WORK INSTRUCTIONS |
Could you transcribe every entry below exactly, leaving out the pictures?

RECORDS SHOWN |

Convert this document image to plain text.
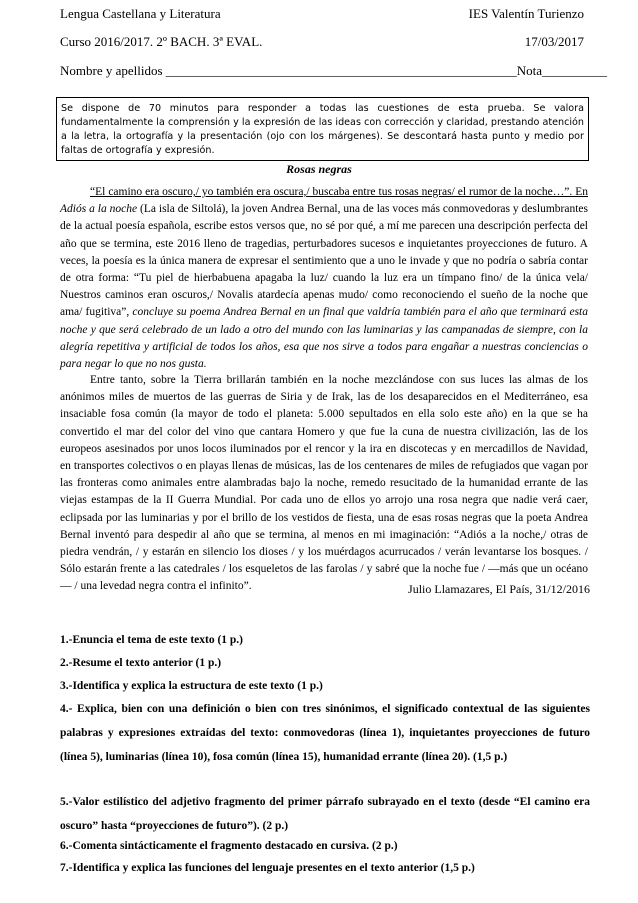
Lengua Castellana y Literatura	IES Valentín Turienzo
Curso 2016/2017. 2º BACH. 3ª EVAL.	17/03/2017
Nombre y apellidos ______________________________________________________Nota__________
Se dispone de 70 minutos para responder a todas las cuestiones de esta prueba. Se valora fundamentalmente la comprensión y la expresión de las ideas con corrección y claridad, prestando atención a la letra, la ortografía y la presentación (ojo con los márgenes). Se descontará hasta punto y medio por faltas de ortografía y expresión.
Rosas negras

“El camino era oscuro,/ yo también era oscura,/ buscaba entre tus rosas negras/ el rumor de la noche…”. En Adiós a la noche (La isla de Siltolá), la joven Andrea Bernal, una de las voces más conmovedoras y deslumbrantes de la actual poesía española, escribe estos versos que, no sé por qué, a mí me parecen una descripción perfecta del año que se termina, este 2016 lleno de tragedias, perturbadores sucesos e inquietantes proyecciones de futuro. A veces, la poesía es la única manera de expresar el sentimiento que a uno le invade y que no podría o sabría contar de otra forma: “Tu piel de hierbabuena apagaba la luz/ cuando la luz era un tímpano fino/ de la única vela/ Nuestros caminos eran oscuros,/ Novalis atardecía apenas mudo/ como reconociendo el sueño de la noche que ama/ fugitiva”, concluye su poema Andrea Bernal en un final que valdría también para el año que terminará esta noche y que será celebrado de un lado a otro del mundo con las luminarias y las campanadas de siempre, con la alegría repetitiva y artificial de todos los años, esa que nos sirve a todos para engañar a nuestras conciencias o para negar lo que no nos gusta.

Entre tanto, sobre la Tierra brillarán también en la noche mezclándose con sus luces las almas de los anónimos miles de muertos de las guerras de Siria y de Irak, las de los desaparecidos en el Mediterráneo, esa insaciable fosa común (la mayor de todo el planeta: 5.000 sepultados en ella solo este año) en la que se ha convertido el mar del color del vino que cantara Homero y que fue la cuna de nuestra civilización, las de los europeos asesinados por unos locos iluminados por el rencor y la ira en discotecas y en mercadillos de Navidad, en transportes colectivos o en playas llenas de músicas, las de los centenares de miles de refugiados que vagan por las fronteras como animales entre alambradas bajo la noche, remedo resucitado de la humanidad errante de las viejas estampas de la II Guerra Mundial. Por cada uno de ellos yo arrojo una rosa negra que nadie verá caer, eclipsada por las luminarias y por el brillo de los vestidos de fiesta, una de esas rosas negras que la poeta Andrea Bernal inventó para despedir al año que se termina, al menos en mi imaginación: “Adiós a la noche,/ otras de piedra vendrán, / y estarán en silencio los dioses / y los muérdagos acurrucados / verán levantarse los bosques. / Sólo estarán frente a las catedrales / los esqueletos de las farolas / y sabré que la noche fue / —más que un océano— / una levedad negra contra el infinito”.	Julio Llamazares, El País, 31/12/2016

1.-Enuncia el tema de este texto (1 p.)

2.-Resume el texto anterior (1 p.)

3.-Identifica y explica la estructura de este texto (1 p.)

4.- Explica, bien con una definición o bien con tres sinónimos, el significado contextual de las siguientes palabras y expresiones extraídas del texto: conmovedoras (línea 1), inquietantes proyecciones de futuro (línea 5), luminarias (línea 10), fosa común (línea 15), humanidad errante (línea 20). (1,5 p.)

5.-Valor estilístico del adjetivo fragmento del primer párrafo subrayado en el texto (desde “El camino era oscuro” hasta “proyecciones de futuro”). (2 p.)

6.-Comenta sintácticamente el fragmento destacado en cursiva. (2 p.)

7.-Identifica y explica las funciones del lenguaje presentes en el texto anterior (1,5 p.)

RESPONSE TO THE EXERCISE |
Convert this document image to plain text.
Lengua Castellana y Literatura	IES Valentín Turienzo
Curso 2016/2017. 2º BACH. 3ª EVAL.	17/03/2017
Nombre y apellidos ______________________________________________________Nota__________
Se dispone de 70 minutos para responder a todas las cuestiones de esta prueba. Se valora fundamentalmente la comprensión y la expresión de las ideas con corrección y claridad, prestando atención a la letra, la ortografía y la presentación (ojo con los márgenes). Se descontará hasta punto y medio por faltas de ortografía y expresión.
Rosas negras

“El camino era oscuro,/ yo también era oscura,/ buscaba entre tus rosas negras/ el rumor de la noche…”. En Adiós a la noche (La isla de Siltolá), la joven Andrea Bernal, una de las voces más conmovedoras y deslumbrantes de la actual poesía española, escribe estos versos que, no sé por qué, a mí me parecen una descripción perfecta del año que se termina, este 2016 lleno de tragedias, perturbadores sucesos e inquietantes proyecciones de futuro. A veces, la poesía es la única manera de expresar el sentimiento que a uno le invade y que no podría o sabría contar de otra forma: “Tu piel de hierbabuena apagaba la luz/ cuando la luz era un tímpano fino/ de la única vela/ Nuestros caminos eran oscuros,/ Novalis atardecía apenas mudo/ como reconociendo el sueño de la noche que ama/ fugitiva”, concluye su poema Andrea Bernal en un final que valdría también para el año que terminará esta noche y que será celebrado de un lado a otro del mundo con las luminarias y las campanadas de siempre, con la alegría repetitiva y artificial de todos los años, esa que nos sirve a todos para engañar a nuestras conciencias o para negar lo que no nos gusta.

Entre tanto, sobre la Tierra brillarán también en la noche mezclándose con sus luces las almas de los anónimos miles de muertos de las guerras de Siria y de Irak, las de los desaparecidos en el Mediterráneo, esa insaciable fosa común (la mayor de todo el planeta: 5.000 sepultados en ella solo este año) en la que se ha convertido el mar del color del vino que cantara Homero y que fue la cuna de nuestra civilización, las de los europeos asesinados por unos locos iluminados por el rencor y la ira en discotecas y en mercadillos de Navidad, en transportes colectivos o en playas llenas de músicas, las de los centenares de miles de refugiados que vagan por las fronteras como animales entre alambradas bajo la noche, remedo resucitado de la humanidad errante de las viejas estampas de la II Guerra Mundial. Por cada uno de ellos yo arrojo una rosa negra que nadie verá caer, eclipsada por las luminarias y por el brillo de los vestidos de fiesta, una de esas rosas negras que la poeta Andrea Bernal inventó para despedir al año que se termina, al menos en mi imaginación: “Adiós a la noche,/ otras de piedra vendrán, / y estarán en silencio los dioses / y los muérdagos acurrucados / verán levantarse los bosques. / Sólo estarán frente a las catedrales / los esqueletos de las farolas / y sabré que la noche fue / —más que un océano— / una levedad negra contra el infinito”.	Julio Llamazares, El País, 31/12/2016

1.-Enuncia el tema de este texto (1 p.)

2.-Resume el texto anterior (1 p.)

3.-Identifica y explica la estructura de este texto (1 p.)

4.- Explica, bien con una definición o bien con tres sinónimos, el significado contextual de las siguientes palabras y expresiones extraídas del texto: conmovedoras (línea 1), inquietantes proyecciones de futuro (línea 5), luminarias (línea 10), fosa común (línea 15), humanidad errante (línea 20). (1,5 p.)

5.-Valor estilístico del adjetivo fragmento del primer párrafo subrayado en el texto (desde “El camino era oscuro” hasta “proyecciones de futuro”). (2 p.)

6.-Comenta sintácticamente el fragmento destacado en cursiva. (2 p.)

7.-Identifica y explica las funciones del lenguaje presentes en el texto anterior (1,5 p.)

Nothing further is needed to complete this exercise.